> [TASK INSTRUCTIONS]: Repeat the material verbatim. Images are excluded from the copy.

++++++++

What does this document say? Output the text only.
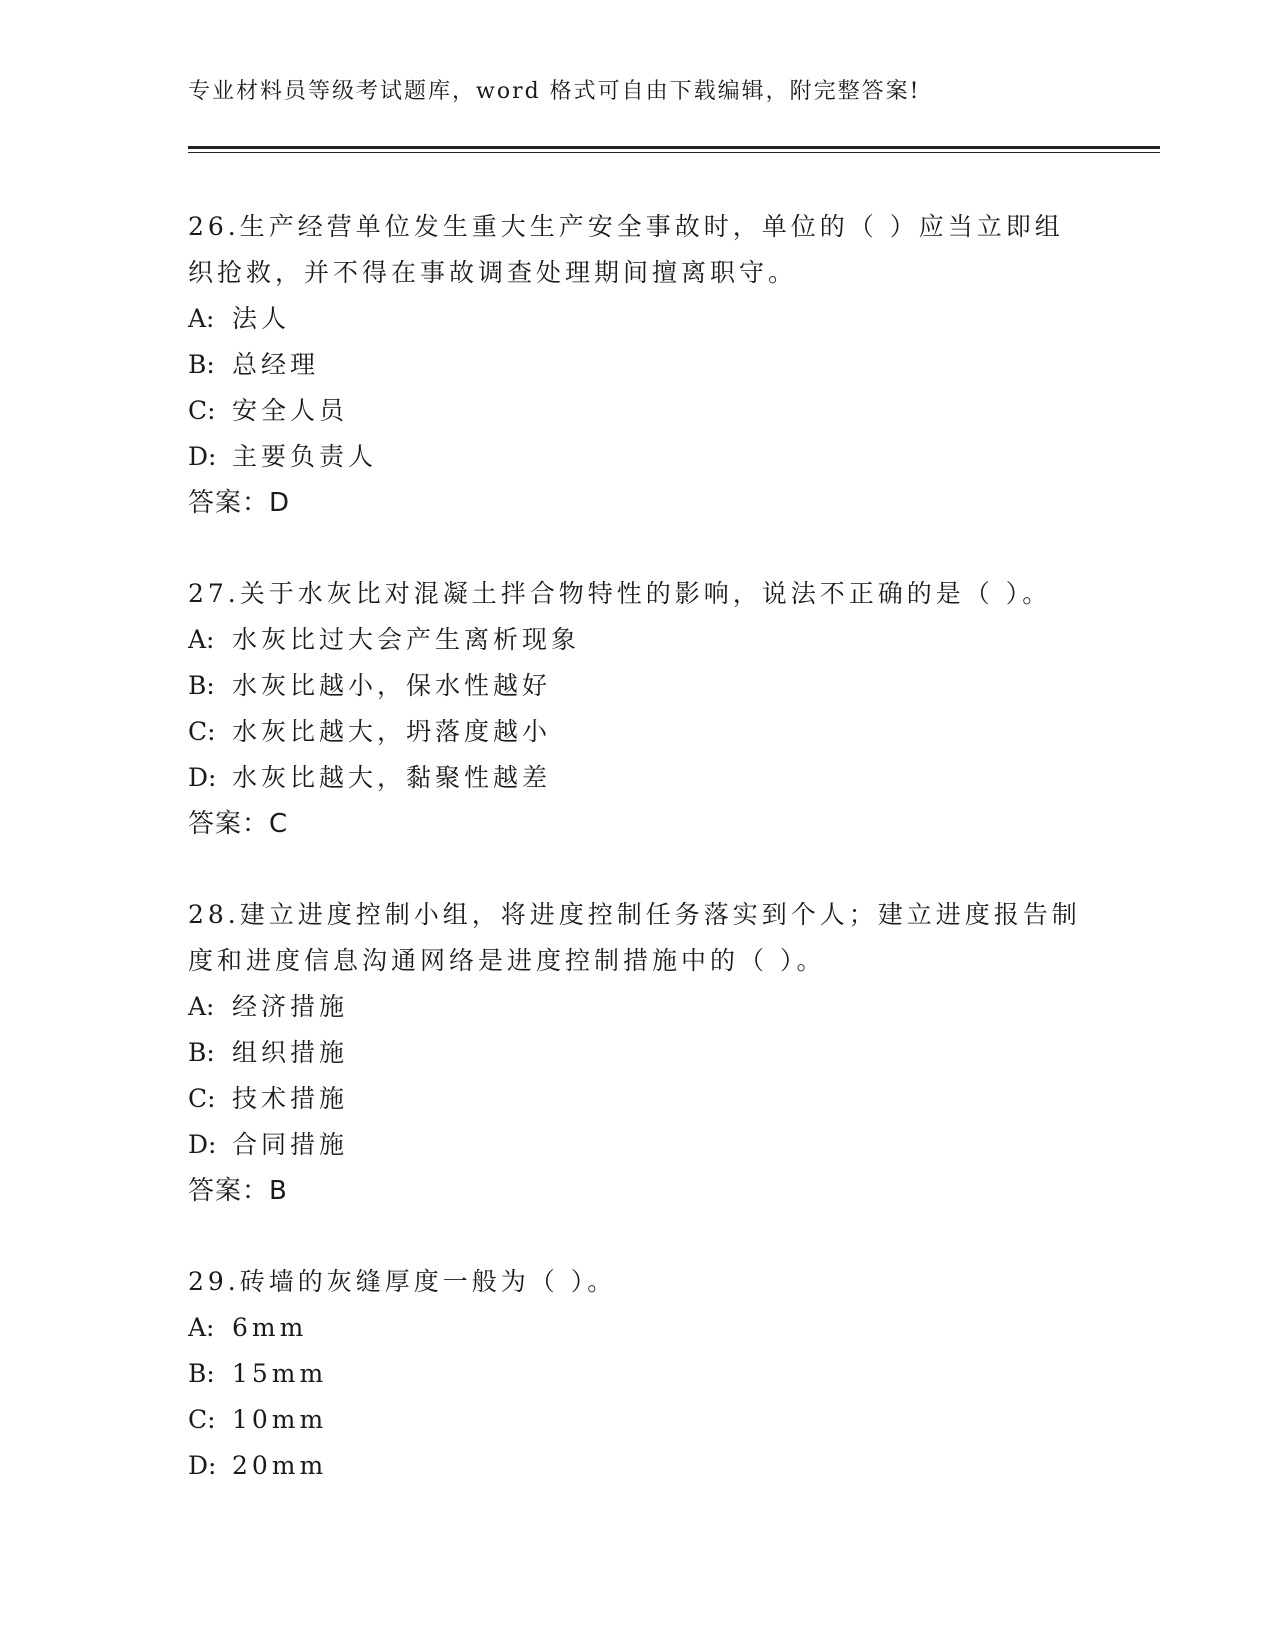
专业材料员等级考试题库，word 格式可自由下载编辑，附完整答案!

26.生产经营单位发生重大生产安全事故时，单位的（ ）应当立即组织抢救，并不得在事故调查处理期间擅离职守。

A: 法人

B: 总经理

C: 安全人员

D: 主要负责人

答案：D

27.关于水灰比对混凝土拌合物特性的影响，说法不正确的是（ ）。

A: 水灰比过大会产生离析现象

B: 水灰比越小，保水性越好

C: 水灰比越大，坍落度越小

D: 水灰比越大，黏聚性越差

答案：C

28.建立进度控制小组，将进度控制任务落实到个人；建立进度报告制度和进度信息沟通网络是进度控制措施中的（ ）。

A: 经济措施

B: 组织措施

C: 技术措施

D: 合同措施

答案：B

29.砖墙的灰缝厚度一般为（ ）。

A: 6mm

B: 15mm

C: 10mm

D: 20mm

++++++++

> [COMPLETE ANSWER]:
What does this document say? Output the text only.
专业材料员等级考试题库，word 格式可自由下载编辑，附完整答案!

26.生产经营单位发生重大生产安全事故时，单位的（ ）应当立即组织抢救，并不得在事故调查处理期间擅离职守。

A: 法人

B: 总经理

C: 安全人员

D: 主要负责人

答案：D

27.关于水灰比对混凝土拌合物特性的影响，说法不正确的是（ ）。

A: 水灰比过大会产生离析现象

B: 水灰比越小，保水性越好

C: 水灰比越大，坍落度越小

D: 水灰比越大，黏聚性越差

答案：C

28.建立进度控制小组，将进度控制任务落实到个人；建立进度报告制度和进度信息沟通网络是进度控制措施中的（ ）。

A: 经济措施

B: 组织措施

C: 技术措施

D: 合同措施

答案：B

29.砖墙的灰缝厚度一般为（ ）。

A: 6mm

B: 15mm

C: 10mm

D: 20mm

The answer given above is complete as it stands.